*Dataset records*
= = =
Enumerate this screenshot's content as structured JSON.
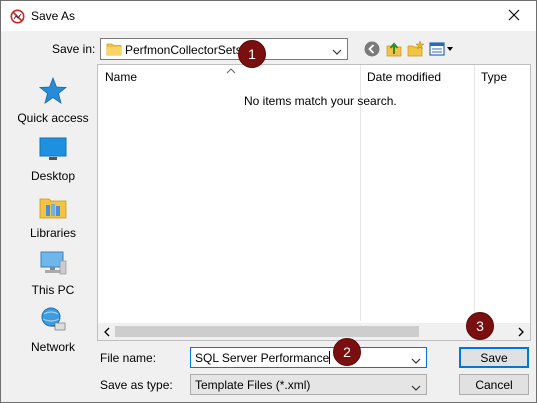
{
  "window": {
    "title": "Save As"
  },
  "save_in": {
    "label": "Save in:",
    "value": "PerfmonCollectorSets"
  },
  "places": [
    {
      "label": "Quick access",
      "icon": "quick-access-star-icon"
    },
    {
      "label": "Desktop",
      "icon": "desktop-icon"
    },
    {
      "label": "Libraries",
      "icon": "libraries-icon"
    },
    {
      "label": "This PC",
      "icon": "this-pc-icon"
    },
    {
      "label": "Network",
      "icon": "network-icon"
    }
  ],
  "file_list": {
    "columns": [
      "Name",
      "Date modified",
      "Type"
    ],
    "empty_message": "No items match your search."
  },
  "file_name": {
    "label": "File name:",
    "value": "SQL Server Performance"
  },
  "save_as_type": {
    "label": "Save as type:",
    "value": "Template Files (*.xml)"
  },
  "buttons": {
    "save": "Save",
    "cancel": "Cancel"
  },
  "callouts": [
    "1",
    "2",
    "3"
  ],
  "colors": {
    "callout": "#7a0f0f",
    "focus": "#0078d7",
    "folder": "#f3c444"
  }
}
= = =
*What this task involves*
Give back each entry exactly as it appears, with no pictures.

*Output for this exercise*
Enumerate this screenshot's content as structured JSON.
{
  "window": {
    "title": "Save As"
  },
  "save_in": {
    "label": "Save in:",
    "value": "PerfmonCollectorSets"
  },
  "places": [
    {
      "label": "Quick access",
      "icon": "quick-access-star-icon"
    },
    {
      "label": "Desktop",
      "icon": "desktop-icon"
    },
    {
      "label": "Libraries",
      "icon": "libraries-icon"
    },
    {
      "label": "This PC",
      "icon": "this-pc-icon"
    },
    {
      "label": "Network",
      "icon": "network-icon"
    }
  ],
  "file_list": {
    "columns": [
      "Name",
      "Date modified",
      "Type"
    ],
    "empty_message": "No items match your search."
  },
  "file_name": {
    "label": "File name:",
    "value": "SQL Server Performance"
  },
  "save_as_type": {
    "label": "Save as type:",
    "value": "Template Files (*.xml)"
  },
  "buttons": {
    "save": "Save",
    "cancel": "Cancel"
  },
  "callouts": [
    "1",
    "2",
    "3"
  ],
  "colors": {
    "callout": "#7a0f0f",
    "focus": "#0078d7",
    "folder": "#f3c444"
  }
}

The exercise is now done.